**** RECORDS FOR THIS EXERCISE
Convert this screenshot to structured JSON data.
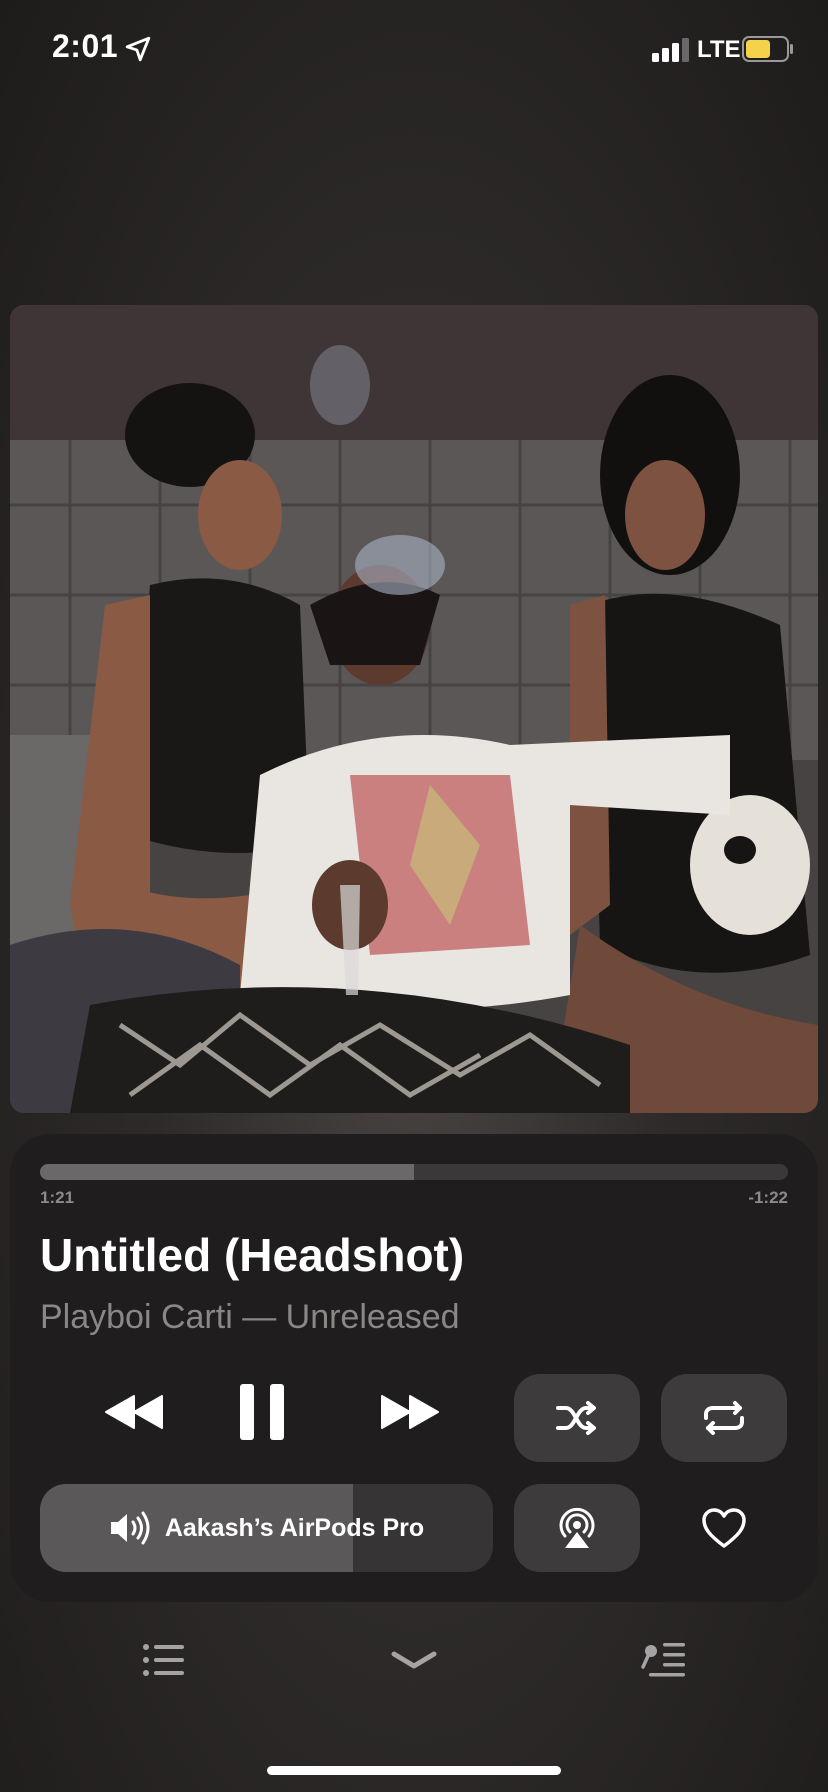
{
  "status_bar": {
    "time": "2:01",
    "network": "LTE",
    "icons": [
      "location-arrow-icon",
      "cellular-signal-icon",
      "battery-icon"
    ],
    "battery_color": "#f5d24a"
  },
  "artwork": {
    "alt": "album-artwork"
  },
  "player": {
    "progress": 0.5,
    "elapsed": "1:21",
    "remaining": "-1:22",
    "song_title": "Untitled (Headshot)",
    "artist_album": "Playboi Carti — Unreleased",
    "volume_level": 0.69,
    "output_device": "Aakash’s AirPods Pro",
    "controls": [
      "rewind-icon",
      "pause-icon",
      "fast-forward-icon",
      "shuffle-icon",
      "repeat-icon",
      "speaker-icon",
      "airplay-icon",
      "heart-icon"
    ]
  },
  "bottom_bar": {
    "icons": [
      "queue-list-icon",
      "chevron-down-icon",
      "lyrics-icon"
    ]
  },
  "colors": {
    "panel": "#1f1d1d",
    "button": "#3d3b3b",
    "secondary_text": "#8a8787"
  }
}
********
*EXERCISE BRIEF*
Return the listing above in full and without alteration, excluding its pictures.

*RESPONSE*
Convert this screenshot to structured JSON data.
{
  "status_bar": {
    "time": "2:01",
    "network": "LTE",
    "icons": [
      "location-arrow-icon",
      "cellular-signal-icon",
      "battery-icon"
    ],
    "battery_color": "#f5d24a"
  },
  "artwork": {
    "alt": "album-artwork"
  },
  "player": {
    "progress": 0.5,
    "elapsed": "1:21",
    "remaining": "-1:22",
    "song_title": "Untitled (Headshot)",
    "artist_album": "Playboi Carti — Unreleased",
    "volume_level": 0.69,
    "output_device": "Aakash’s AirPods Pro",
    "controls": [
      "rewind-icon",
      "pause-icon",
      "fast-forward-icon",
      "shuffle-icon",
      "repeat-icon",
      "speaker-icon",
      "airplay-icon",
      "heart-icon"
    ]
  },
  "bottom_bar": {
    "icons": [
      "queue-list-icon",
      "chevron-down-icon",
      "lyrics-icon"
    ]
  },
  "colors": {
    "panel": "#1f1d1d",
    "button": "#3d3b3b",
    "secondary_text": "#8a8787"
  }
}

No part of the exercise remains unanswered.